Work to complete = Single out the lines that include the word "JSON". Copy them.

::: Record excerpts :::

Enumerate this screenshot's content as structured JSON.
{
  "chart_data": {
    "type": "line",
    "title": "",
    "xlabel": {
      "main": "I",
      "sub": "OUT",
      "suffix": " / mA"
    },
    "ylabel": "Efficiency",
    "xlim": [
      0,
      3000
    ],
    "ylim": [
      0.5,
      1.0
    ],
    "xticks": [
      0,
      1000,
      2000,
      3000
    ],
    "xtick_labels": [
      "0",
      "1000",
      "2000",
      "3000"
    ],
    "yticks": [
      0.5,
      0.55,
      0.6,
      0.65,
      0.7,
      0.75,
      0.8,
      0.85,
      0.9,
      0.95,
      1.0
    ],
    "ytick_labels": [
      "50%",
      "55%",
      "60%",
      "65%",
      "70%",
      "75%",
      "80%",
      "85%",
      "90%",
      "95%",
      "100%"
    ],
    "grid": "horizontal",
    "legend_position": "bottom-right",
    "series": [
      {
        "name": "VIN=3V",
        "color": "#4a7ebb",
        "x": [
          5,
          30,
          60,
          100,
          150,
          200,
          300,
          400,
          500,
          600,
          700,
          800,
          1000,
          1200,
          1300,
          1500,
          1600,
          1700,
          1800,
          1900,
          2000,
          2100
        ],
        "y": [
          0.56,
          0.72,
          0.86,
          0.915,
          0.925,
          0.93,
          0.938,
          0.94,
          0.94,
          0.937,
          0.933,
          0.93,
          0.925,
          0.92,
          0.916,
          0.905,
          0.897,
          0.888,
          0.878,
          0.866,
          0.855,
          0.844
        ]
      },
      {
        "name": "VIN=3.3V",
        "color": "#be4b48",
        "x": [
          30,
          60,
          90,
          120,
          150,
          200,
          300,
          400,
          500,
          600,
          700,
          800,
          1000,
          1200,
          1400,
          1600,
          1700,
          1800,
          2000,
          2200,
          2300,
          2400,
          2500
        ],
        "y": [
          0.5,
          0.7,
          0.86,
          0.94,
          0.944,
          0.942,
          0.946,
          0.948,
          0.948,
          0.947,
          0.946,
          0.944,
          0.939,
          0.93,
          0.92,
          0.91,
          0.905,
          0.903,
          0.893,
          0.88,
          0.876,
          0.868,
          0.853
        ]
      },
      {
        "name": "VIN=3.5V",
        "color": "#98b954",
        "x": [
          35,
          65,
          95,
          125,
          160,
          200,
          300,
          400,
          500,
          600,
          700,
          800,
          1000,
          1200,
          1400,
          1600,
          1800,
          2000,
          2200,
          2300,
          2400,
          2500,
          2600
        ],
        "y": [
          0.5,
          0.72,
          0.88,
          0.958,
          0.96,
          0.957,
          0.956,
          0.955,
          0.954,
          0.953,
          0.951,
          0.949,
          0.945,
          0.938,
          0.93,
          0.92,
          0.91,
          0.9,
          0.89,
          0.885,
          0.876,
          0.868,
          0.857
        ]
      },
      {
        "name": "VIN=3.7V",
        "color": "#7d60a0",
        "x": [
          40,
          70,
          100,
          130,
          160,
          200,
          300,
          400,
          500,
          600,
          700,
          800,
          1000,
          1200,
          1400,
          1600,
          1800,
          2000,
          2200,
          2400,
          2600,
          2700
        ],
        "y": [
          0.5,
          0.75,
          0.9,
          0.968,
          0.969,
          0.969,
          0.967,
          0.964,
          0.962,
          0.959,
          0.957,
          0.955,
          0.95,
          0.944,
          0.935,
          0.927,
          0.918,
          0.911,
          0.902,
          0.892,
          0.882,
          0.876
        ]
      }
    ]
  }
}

:::
::: Record excerpts :::

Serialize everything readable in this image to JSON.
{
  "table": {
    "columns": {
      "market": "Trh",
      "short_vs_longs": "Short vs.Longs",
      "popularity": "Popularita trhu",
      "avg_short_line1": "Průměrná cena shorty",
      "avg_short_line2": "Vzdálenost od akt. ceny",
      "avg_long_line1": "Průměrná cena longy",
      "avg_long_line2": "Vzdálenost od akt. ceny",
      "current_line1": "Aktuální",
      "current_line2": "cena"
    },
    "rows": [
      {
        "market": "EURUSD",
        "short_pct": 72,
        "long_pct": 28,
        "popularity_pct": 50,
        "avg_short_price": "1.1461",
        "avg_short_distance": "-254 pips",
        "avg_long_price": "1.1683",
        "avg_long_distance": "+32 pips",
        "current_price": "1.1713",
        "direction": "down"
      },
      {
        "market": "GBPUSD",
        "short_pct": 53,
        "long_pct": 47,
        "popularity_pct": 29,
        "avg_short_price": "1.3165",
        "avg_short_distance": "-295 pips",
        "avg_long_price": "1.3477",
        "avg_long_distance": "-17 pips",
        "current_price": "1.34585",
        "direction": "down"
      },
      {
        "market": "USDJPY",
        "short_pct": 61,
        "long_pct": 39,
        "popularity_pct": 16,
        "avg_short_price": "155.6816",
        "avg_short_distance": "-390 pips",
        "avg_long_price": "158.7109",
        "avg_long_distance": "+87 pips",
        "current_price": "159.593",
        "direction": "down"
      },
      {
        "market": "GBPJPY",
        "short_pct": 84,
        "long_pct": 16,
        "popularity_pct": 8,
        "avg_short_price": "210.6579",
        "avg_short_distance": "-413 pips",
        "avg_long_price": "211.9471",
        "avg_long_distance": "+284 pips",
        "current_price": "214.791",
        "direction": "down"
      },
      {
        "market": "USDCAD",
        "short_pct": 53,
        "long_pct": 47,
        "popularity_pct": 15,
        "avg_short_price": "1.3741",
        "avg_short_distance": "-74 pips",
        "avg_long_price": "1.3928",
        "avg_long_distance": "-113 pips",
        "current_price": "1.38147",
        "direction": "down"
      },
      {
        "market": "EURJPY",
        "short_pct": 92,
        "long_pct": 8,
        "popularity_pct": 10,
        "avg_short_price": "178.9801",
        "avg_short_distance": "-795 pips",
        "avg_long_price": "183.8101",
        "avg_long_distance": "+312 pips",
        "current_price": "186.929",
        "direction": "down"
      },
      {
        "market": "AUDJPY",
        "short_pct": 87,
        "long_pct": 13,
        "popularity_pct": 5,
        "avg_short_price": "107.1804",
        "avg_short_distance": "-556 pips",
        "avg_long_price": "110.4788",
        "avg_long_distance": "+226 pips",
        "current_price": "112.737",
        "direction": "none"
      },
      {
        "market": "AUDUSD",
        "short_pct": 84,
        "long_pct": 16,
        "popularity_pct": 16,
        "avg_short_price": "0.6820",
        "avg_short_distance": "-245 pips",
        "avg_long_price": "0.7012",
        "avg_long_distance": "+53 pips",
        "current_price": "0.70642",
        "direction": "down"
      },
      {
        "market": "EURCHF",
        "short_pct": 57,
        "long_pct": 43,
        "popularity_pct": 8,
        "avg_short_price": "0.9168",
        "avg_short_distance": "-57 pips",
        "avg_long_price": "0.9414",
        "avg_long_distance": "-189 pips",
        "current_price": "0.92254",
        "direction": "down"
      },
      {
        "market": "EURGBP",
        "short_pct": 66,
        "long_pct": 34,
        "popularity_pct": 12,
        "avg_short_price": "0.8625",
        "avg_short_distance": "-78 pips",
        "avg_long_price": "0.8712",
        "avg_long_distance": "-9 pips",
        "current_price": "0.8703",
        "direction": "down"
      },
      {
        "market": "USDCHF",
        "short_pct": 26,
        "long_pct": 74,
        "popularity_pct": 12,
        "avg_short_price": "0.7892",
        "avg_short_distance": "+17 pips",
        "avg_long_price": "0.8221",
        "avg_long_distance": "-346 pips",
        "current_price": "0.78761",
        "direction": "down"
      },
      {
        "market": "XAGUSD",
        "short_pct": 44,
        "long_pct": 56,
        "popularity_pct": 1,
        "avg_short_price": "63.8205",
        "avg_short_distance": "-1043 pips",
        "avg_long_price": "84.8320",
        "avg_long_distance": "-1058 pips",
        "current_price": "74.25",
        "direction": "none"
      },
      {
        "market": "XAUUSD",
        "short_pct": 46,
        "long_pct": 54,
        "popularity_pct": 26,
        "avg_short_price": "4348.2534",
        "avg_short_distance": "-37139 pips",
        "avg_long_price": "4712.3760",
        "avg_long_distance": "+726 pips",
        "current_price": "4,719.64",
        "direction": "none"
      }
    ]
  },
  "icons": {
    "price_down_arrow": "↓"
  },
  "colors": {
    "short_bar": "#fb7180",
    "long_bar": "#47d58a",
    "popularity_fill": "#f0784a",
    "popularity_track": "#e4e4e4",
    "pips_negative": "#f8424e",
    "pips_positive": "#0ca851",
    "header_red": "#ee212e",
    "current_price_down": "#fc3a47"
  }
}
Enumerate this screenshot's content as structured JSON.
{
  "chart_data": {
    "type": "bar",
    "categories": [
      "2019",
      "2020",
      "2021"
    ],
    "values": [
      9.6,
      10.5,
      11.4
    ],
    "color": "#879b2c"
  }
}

:::
::: Record excerpts :::

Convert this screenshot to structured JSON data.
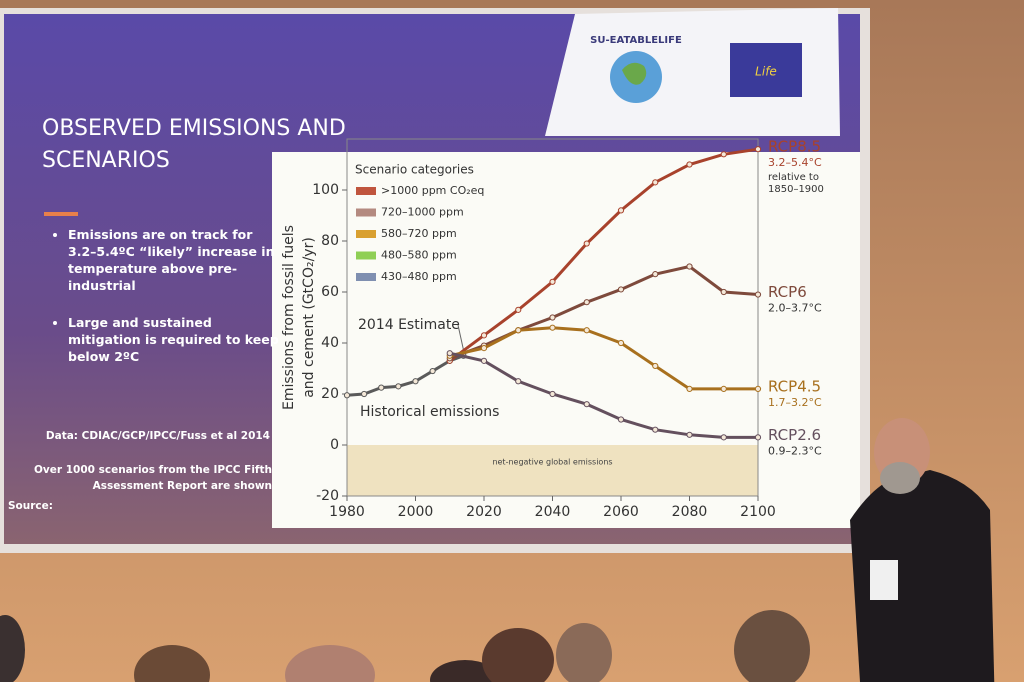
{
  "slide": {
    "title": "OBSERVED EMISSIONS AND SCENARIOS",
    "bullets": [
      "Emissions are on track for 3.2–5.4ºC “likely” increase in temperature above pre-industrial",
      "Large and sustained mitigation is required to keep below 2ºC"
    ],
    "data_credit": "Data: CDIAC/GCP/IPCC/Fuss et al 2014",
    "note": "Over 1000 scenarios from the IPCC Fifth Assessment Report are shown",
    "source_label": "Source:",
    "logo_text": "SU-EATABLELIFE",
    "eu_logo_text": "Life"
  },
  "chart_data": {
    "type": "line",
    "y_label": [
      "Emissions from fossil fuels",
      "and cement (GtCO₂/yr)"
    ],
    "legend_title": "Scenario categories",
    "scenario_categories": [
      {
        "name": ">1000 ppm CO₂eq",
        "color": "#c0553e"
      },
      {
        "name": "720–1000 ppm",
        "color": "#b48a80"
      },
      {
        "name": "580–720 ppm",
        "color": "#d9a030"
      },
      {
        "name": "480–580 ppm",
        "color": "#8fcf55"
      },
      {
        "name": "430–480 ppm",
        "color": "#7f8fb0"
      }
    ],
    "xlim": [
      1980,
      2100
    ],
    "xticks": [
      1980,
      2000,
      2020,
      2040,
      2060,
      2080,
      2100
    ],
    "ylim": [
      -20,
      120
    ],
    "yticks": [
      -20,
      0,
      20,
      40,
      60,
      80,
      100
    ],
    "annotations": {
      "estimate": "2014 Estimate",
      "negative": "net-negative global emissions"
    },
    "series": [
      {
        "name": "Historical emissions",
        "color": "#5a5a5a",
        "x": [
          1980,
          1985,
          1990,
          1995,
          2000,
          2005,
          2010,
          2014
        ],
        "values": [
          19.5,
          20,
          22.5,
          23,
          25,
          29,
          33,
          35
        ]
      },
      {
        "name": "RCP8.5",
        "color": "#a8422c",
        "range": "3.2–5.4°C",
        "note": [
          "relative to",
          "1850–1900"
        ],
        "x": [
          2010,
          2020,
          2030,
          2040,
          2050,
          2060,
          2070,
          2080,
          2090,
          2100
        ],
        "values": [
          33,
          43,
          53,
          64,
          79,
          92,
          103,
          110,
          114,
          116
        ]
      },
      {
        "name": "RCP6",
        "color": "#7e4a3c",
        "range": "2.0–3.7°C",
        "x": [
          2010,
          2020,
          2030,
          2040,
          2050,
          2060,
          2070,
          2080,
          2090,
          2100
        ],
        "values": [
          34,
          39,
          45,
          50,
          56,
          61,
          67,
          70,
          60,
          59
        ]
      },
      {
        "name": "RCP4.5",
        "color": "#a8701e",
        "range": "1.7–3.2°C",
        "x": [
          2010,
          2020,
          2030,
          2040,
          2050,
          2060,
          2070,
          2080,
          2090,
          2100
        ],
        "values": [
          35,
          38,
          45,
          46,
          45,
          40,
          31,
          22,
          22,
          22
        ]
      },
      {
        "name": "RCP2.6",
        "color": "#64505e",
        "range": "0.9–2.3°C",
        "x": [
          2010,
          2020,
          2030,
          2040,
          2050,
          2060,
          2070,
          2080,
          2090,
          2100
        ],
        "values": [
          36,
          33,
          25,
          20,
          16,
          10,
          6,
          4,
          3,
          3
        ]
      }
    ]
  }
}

:::

The response =
Enumerate this screenshot's content as structured JSON.
Serialize everything readable in this image to JSON.
Enumerate this screenshot's content as structured JSON.
Convert this screenshot to structured JSON data.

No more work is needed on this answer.